» **EXERCISE GOAL**: Copy each line of the listing below exactly.

** start of DATASET **

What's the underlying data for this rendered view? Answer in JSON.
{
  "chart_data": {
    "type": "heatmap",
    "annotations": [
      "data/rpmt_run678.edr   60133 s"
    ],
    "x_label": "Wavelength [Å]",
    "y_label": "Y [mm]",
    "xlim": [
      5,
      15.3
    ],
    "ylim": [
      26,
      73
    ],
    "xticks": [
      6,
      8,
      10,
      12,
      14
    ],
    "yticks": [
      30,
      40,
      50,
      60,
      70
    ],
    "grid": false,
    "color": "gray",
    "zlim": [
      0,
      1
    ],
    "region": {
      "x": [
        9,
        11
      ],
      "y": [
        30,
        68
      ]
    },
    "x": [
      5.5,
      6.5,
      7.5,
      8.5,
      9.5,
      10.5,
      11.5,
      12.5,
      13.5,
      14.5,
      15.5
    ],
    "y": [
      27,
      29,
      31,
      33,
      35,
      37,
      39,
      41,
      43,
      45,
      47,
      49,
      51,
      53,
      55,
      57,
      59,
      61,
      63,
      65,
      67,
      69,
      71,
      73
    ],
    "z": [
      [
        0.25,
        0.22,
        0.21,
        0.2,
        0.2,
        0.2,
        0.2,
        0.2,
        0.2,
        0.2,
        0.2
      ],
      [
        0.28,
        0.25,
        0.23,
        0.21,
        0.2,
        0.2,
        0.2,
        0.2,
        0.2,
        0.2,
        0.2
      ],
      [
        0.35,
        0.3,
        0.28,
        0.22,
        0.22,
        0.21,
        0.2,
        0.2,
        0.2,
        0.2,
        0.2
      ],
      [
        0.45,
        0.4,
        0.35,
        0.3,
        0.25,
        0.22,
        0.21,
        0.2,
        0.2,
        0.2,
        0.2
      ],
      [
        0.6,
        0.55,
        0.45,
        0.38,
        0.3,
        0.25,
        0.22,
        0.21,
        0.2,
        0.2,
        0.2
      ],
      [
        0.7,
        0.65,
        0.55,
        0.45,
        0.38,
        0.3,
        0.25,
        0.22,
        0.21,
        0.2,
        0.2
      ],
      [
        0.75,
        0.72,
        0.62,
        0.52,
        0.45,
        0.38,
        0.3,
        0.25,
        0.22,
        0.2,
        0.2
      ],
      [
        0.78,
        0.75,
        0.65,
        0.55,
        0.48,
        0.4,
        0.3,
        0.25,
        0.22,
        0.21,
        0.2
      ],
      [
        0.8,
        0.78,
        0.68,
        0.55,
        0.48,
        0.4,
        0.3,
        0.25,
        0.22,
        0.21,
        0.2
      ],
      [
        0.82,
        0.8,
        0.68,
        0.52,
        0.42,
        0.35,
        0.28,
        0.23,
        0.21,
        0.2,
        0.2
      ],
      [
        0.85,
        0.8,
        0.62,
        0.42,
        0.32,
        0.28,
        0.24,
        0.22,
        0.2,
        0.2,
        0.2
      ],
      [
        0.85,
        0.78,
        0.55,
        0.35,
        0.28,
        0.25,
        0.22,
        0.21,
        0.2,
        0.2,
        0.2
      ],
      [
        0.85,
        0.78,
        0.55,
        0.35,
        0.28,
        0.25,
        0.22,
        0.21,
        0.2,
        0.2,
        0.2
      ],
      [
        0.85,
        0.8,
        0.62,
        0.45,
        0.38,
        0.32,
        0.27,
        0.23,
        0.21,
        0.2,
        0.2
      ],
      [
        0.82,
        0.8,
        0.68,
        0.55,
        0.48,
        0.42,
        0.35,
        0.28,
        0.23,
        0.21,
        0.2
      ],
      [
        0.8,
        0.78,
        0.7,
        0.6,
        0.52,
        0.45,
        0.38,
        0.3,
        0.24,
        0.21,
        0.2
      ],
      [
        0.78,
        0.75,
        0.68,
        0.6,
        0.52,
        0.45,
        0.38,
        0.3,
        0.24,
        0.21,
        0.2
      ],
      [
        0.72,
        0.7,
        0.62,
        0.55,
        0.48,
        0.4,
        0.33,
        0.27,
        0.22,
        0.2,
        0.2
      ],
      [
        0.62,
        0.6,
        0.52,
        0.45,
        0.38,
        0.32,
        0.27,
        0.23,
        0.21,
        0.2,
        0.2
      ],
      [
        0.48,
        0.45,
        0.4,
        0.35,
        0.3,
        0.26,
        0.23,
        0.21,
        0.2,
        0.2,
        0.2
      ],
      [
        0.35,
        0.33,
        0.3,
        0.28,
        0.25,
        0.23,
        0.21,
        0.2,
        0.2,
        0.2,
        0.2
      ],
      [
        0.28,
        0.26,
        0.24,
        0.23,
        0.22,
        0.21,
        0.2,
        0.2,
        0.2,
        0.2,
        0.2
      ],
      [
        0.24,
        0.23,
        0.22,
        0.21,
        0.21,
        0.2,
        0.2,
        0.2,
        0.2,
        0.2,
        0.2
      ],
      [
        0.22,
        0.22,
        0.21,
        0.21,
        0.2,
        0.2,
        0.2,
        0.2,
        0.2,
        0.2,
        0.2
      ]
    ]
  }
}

** end of DATASET **

» **RESPONSE TO THE TASK**:
What's the underlying data for this rendered view? Answer in JSON.
{
  "chart_data": {
    "type": "heatmap",
    "annotations": [
      "data/rpmt_run678.edr   60133 s"
    ],
    "x_label": "Wavelength [Å]",
    "y_label": "Y [mm]",
    "xlim": [
      5,
      15.3
    ],
    "ylim": [
      26,
      73
    ],
    "xticks": [
      6,
      8,
      10,
      12,
      14
    ],
    "yticks": [
      30,
      40,
      50,
      60,
      70
    ],
    "grid": false,
    "color": "gray",
    "zlim": [
      0,
      1
    ],
    "region": {
      "x": [
        9,
        11
      ],
      "y": [
        30,
        68
      ]
    },
    "x": [
      5.5,
      6.5,
      7.5,
      8.5,
      9.5,
      10.5,
      11.5,
      12.5,
      13.5,
      14.5,
      15.5
    ],
    "y": [
      27,
      29,
      31,
      33,
      35,
      37,
      39,
      41,
      43,
      45,
      47,
      49,
      51,
      53,
      55,
      57,
      59,
      61,
      63,
      65,
      67,
      69,
      71,
      73
    ],
    "z": [
      [
        0.25,
        0.22,
        0.21,
        0.2,
        0.2,
        0.2,
        0.2,
        0.2,
        0.2,
        0.2,
        0.2
      ],
      [
        0.28,
        0.25,
        0.23,
        0.21,
        0.2,
        0.2,
        0.2,
        0.2,
        0.2,
        0.2,
        0.2
      ],
      [
        0.35,
        0.3,
        0.28,
        0.22,
        0.22,
        0.21,
        0.2,
        0.2,
        0.2,
        0.2,
        0.2
      ],
      [
        0.45,
        0.4,
        0.35,
        0.3,
        0.25,
        0.22,
        0.21,
        0.2,
        0.2,
        0.2,
        0.2
      ],
      [
        0.6,
        0.55,
        0.45,
        0.38,
        0.3,
        0.25,
        0.22,
        0.21,
        0.2,
        0.2,
        0.2
      ],
      [
        0.7,
        0.65,
        0.55,
        0.45,
        0.38,
        0.3,
        0.25,
        0.22,
        0.21,
        0.2,
        0.2
      ],
      [
        0.75,
        0.72,
        0.62,
        0.52,
        0.45,
        0.38,
        0.3,
        0.25,
        0.22,
        0.2,
        0.2
      ],
      [
        0.78,
        0.75,
        0.65,
        0.55,
        0.48,
        0.4,
        0.3,
        0.25,
        0.22,
        0.21,
        0.2
      ],
      [
        0.8,
        0.78,
        0.68,
        0.55,
        0.48,
        0.4,
        0.3,
        0.25,
        0.22,
        0.21,
        0.2
      ],
      [
        0.82,
        0.8,
        0.68,
        0.52,
        0.42,
        0.35,
        0.28,
        0.23,
        0.21,
        0.2,
        0.2
      ],
      [
        0.85,
        0.8,
        0.62,
        0.42,
        0.32,
        0.28,
        0.24,
        0.22,
        0.2,
        0.2,
        0.2
      ],
      [
        0.85,
        0.78,
        0.55,
        0.35,
        0.28,
        0.25,
        0.22,
        0.21,
        0.2,
        0.2,
        0.2
      ],
      [
        0.85,
        0.78,
        0.55,
        0.35,
        0.28,
        0.25,
        0.22,
        0.21,
        0.2,
        0.2,
        0.2
      ],
      [
        0.85,
        0.8,
        0.62,
        0.45,
        0.38,
        0.32,
        0.27,
        0.23,
        0.21,
        0.2,
        0.2
      ],
      [
        0.82,
        0.8,
        0.68,
        0.55,
        0.48,
        0.42,
        0.35,
        0.28,
        0.23,
        0.21,
        0.2
      ],
      [
        0.8,
        0.78,
        0.7,
        0.6,
        0.52,
        0.45,
        0.38,
        0.3,
        0.24,
        0.21,
        0.2
      ],
      [
        0.78,
        0.75,
        0.68,
        0.6,
        0.52,
        0.45,
        0.38,
        0.3,
        0.24,
        0.21,
        0.2
      ],
      [
        0.72,
        0.7,
        0.62,
        0.55,
        0.48,
        0.4,
        0.33,
        0.27,
        0.22,
        0.2,
        0.2
      ],
      [
        0.62,
        0.6,
        0.52,
        0.45,
        0.38,
        0.32,
        0.27,
        0.23,
        0.21,
        0.2,
        0.2
      ],
      [
        0.48,
        0.45,
        0.4,
        0.35,
        0.3,
        0.26,
        0.23,
        0.21,
        0.2,
        0.2,
        0.2
      ],
      [
        0.35,
        0.33,
        0.3,
        0.28,
        0.25,
        0.23,
        0.21,
        0.2,
        0.2,
        0.2,
        0.2
      ],
      [
        0.28,
        0.26,
        0.24,
        0.23,
        0.22,
        0.21,
        0.2,
        0.2,
        0.2,
        0.2,
        0.2
      ],
      [
        0.24,
        0.23,
        0.22,
        0.21,
        0.21,
        0.2,
        0.2,
        0.2,
        0.2,
        0.2,
        0.2
      ],
      [
        0.22,
        0.22,
        0.21,
        0.21,
        0.2,
        0.2,
        0.2,
        0.2,
        0.2,
        0.2,
        0.2
      ]
    ]
  }
}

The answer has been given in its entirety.